_Supplied records_
____

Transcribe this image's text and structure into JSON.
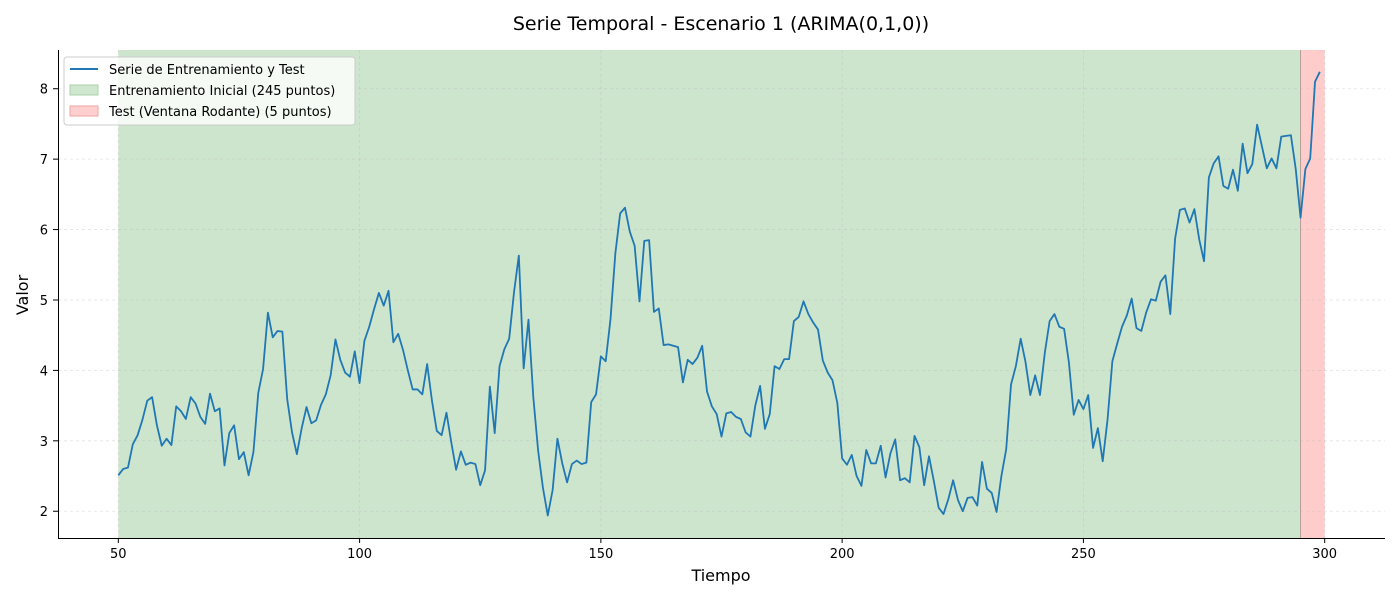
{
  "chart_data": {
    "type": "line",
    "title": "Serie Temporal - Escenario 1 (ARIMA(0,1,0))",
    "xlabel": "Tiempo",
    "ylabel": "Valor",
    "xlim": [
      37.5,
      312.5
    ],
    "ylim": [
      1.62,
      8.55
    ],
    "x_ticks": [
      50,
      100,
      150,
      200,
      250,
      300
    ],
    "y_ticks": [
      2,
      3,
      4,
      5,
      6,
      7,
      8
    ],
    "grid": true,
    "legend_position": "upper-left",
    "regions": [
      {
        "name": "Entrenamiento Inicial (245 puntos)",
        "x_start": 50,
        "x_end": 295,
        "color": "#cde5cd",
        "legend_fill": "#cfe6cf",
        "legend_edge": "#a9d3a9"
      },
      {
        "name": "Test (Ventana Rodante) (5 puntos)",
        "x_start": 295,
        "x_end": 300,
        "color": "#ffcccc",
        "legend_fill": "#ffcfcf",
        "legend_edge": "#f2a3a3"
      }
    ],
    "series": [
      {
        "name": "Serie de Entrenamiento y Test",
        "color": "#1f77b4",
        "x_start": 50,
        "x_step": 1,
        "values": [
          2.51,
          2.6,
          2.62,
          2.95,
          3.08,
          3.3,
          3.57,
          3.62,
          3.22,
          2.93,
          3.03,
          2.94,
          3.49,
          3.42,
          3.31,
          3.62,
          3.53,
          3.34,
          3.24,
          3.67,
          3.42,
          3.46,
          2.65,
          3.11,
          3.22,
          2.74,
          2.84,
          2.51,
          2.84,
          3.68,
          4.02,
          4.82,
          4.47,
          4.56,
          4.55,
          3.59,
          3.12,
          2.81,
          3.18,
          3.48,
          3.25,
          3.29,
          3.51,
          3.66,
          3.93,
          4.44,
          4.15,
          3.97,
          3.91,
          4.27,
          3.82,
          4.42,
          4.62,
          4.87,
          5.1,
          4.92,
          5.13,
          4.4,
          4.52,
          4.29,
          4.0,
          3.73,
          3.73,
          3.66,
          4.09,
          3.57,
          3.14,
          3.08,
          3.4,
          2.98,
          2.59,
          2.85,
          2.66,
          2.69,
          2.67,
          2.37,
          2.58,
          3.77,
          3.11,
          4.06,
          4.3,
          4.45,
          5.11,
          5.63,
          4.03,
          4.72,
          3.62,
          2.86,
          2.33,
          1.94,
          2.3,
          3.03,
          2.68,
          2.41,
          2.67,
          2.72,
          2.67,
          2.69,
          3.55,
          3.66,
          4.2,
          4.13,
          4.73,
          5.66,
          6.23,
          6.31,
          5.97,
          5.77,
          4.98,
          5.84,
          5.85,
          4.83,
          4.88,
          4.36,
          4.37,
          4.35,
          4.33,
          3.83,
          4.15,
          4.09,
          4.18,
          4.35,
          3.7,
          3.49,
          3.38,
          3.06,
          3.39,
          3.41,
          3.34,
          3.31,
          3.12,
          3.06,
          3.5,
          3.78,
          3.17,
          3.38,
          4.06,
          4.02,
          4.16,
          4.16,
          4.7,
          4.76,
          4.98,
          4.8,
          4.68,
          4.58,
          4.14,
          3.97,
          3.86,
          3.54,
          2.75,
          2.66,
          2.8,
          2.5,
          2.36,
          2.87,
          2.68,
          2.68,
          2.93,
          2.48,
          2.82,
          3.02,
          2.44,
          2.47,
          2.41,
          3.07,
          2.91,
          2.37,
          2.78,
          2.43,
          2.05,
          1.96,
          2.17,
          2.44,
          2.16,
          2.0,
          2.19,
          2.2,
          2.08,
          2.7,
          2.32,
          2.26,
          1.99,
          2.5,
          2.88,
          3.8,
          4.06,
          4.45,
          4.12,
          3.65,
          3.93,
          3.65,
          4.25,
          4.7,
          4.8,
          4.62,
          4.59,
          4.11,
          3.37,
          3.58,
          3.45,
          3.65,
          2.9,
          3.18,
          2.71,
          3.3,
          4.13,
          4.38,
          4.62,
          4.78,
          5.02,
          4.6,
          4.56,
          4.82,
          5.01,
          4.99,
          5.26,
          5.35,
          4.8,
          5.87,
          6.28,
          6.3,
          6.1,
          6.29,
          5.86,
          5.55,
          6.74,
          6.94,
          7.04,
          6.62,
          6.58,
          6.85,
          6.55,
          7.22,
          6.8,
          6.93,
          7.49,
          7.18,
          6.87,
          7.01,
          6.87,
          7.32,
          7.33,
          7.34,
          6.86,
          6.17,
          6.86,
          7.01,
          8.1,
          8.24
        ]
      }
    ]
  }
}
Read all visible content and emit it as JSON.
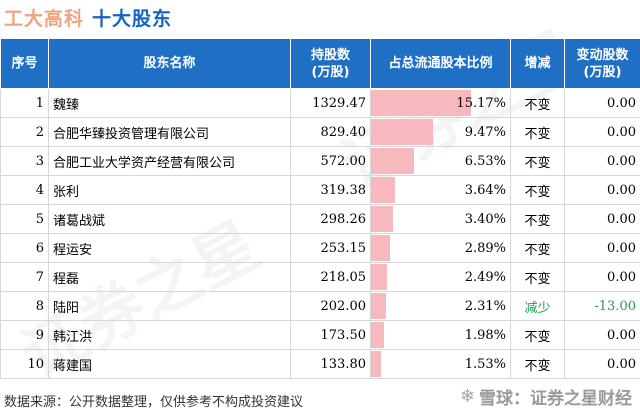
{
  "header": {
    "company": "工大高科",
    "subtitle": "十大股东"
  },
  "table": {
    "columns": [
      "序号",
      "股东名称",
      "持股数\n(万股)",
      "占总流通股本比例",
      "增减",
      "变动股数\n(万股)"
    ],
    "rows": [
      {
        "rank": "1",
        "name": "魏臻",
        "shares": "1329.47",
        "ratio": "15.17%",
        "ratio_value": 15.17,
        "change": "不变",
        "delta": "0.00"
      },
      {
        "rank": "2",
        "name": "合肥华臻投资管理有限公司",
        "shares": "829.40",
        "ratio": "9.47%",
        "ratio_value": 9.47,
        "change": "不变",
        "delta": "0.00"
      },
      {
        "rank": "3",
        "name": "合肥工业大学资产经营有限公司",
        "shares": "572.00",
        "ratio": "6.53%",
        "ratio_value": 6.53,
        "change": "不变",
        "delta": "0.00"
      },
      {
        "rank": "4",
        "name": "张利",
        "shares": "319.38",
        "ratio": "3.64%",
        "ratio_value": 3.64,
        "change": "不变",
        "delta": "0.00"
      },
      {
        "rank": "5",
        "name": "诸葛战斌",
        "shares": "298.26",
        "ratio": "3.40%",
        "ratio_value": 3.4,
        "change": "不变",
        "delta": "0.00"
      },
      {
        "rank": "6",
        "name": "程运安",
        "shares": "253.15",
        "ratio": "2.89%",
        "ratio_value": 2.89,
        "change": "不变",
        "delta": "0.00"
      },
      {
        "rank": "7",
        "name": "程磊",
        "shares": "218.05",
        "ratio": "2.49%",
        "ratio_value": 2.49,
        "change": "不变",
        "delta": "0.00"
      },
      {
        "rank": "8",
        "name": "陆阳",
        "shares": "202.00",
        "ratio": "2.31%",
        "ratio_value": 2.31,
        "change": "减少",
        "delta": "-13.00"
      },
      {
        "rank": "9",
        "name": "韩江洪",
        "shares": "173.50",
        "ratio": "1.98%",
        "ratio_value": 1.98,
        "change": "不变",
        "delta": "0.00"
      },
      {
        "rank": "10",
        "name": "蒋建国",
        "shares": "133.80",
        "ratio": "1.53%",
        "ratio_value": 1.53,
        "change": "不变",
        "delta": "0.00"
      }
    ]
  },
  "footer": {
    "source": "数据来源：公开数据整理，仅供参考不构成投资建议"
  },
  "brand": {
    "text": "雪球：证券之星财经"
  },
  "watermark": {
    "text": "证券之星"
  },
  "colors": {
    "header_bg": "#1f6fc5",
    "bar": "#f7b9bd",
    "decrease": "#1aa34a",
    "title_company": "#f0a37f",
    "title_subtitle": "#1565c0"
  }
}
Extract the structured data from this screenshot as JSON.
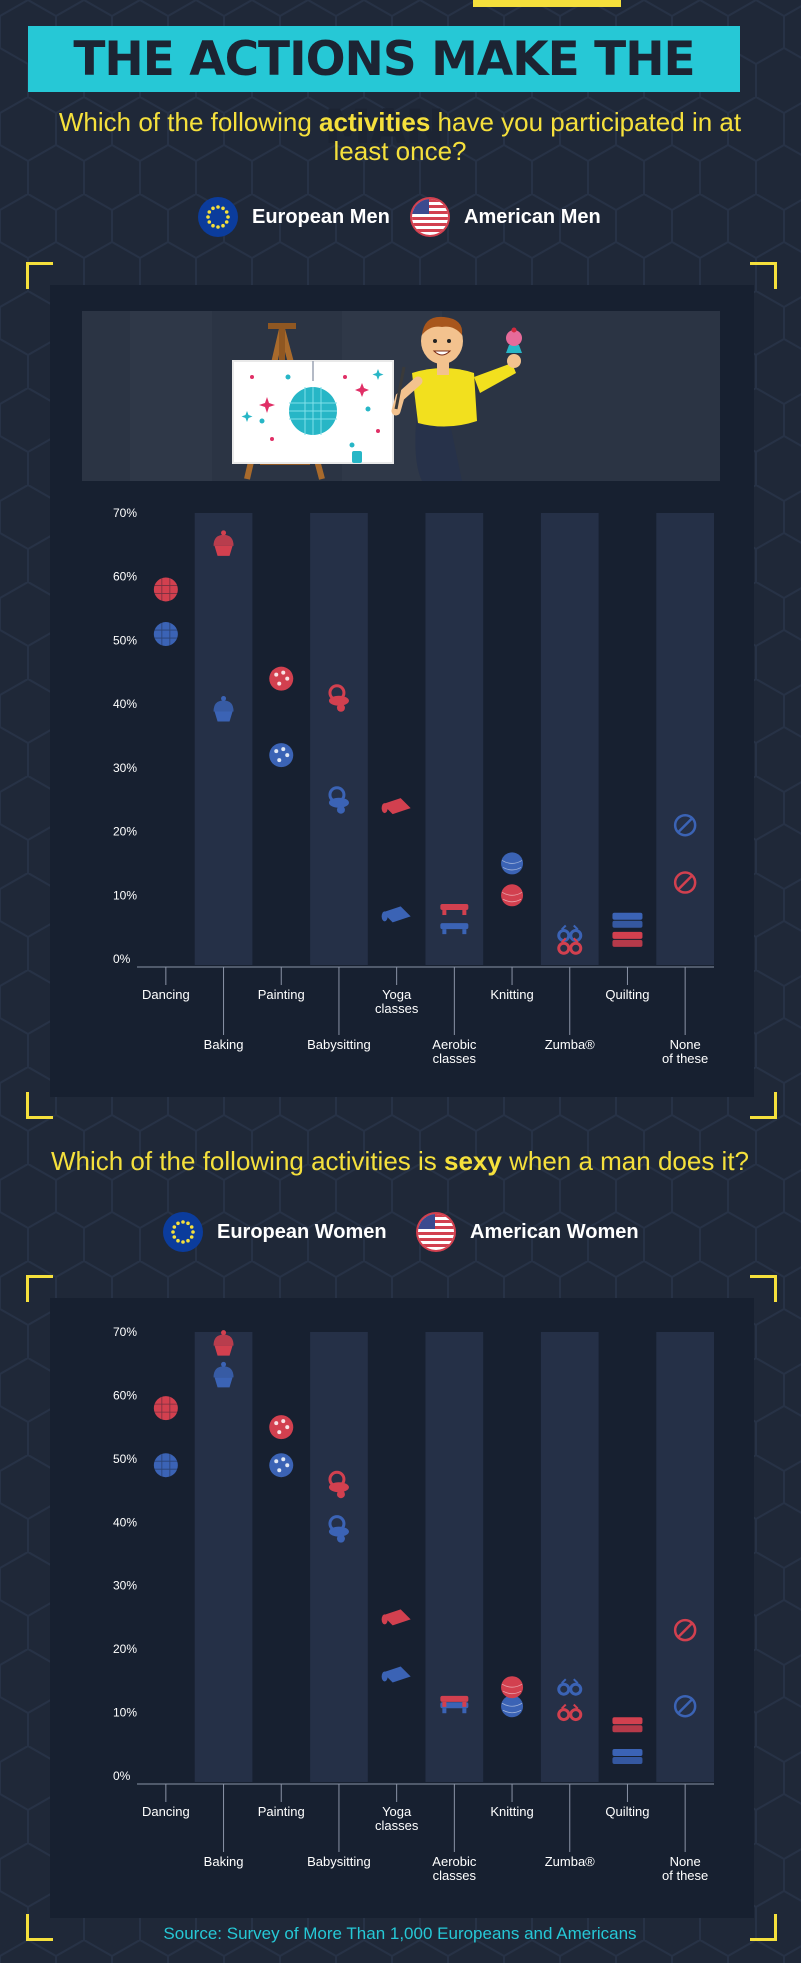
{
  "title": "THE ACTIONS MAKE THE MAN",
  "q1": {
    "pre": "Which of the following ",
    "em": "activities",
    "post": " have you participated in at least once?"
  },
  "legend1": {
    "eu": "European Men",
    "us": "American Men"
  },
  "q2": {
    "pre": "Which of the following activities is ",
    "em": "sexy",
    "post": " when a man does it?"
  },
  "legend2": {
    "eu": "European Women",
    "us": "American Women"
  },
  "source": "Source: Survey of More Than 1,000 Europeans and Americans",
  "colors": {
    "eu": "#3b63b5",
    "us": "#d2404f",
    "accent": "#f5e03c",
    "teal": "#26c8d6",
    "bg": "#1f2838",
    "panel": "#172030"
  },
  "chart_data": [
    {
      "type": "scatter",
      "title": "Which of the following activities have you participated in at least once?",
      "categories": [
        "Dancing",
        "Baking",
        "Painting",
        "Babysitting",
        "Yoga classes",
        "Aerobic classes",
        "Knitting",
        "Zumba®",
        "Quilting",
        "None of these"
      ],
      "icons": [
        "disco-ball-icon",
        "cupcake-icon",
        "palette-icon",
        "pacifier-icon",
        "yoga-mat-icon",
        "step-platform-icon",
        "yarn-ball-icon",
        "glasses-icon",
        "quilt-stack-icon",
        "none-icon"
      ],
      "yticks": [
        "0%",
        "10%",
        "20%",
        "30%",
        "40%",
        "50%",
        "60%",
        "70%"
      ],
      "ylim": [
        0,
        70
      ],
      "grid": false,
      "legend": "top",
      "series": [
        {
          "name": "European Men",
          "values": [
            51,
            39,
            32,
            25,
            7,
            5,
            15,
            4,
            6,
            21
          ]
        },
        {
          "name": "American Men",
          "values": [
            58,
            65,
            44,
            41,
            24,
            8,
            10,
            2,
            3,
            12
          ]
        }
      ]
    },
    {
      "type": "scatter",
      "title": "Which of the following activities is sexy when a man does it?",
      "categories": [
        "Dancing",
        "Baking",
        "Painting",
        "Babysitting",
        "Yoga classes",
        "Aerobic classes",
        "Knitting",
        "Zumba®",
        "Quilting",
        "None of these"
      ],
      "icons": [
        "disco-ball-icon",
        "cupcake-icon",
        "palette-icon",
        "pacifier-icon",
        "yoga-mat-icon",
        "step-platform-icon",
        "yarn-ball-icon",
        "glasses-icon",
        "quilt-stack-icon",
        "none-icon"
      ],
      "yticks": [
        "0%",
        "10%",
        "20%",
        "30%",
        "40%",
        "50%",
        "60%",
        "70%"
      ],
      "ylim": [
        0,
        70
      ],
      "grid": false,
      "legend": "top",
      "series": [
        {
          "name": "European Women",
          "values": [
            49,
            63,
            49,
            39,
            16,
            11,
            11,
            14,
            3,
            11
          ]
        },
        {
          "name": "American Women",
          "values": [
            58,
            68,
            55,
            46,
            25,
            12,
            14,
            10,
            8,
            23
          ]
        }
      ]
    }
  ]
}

____

_Instructions to follow_
Determine the number of lines in the listing that contain the string "Which". Write that number and nothing else.

_Full response_
4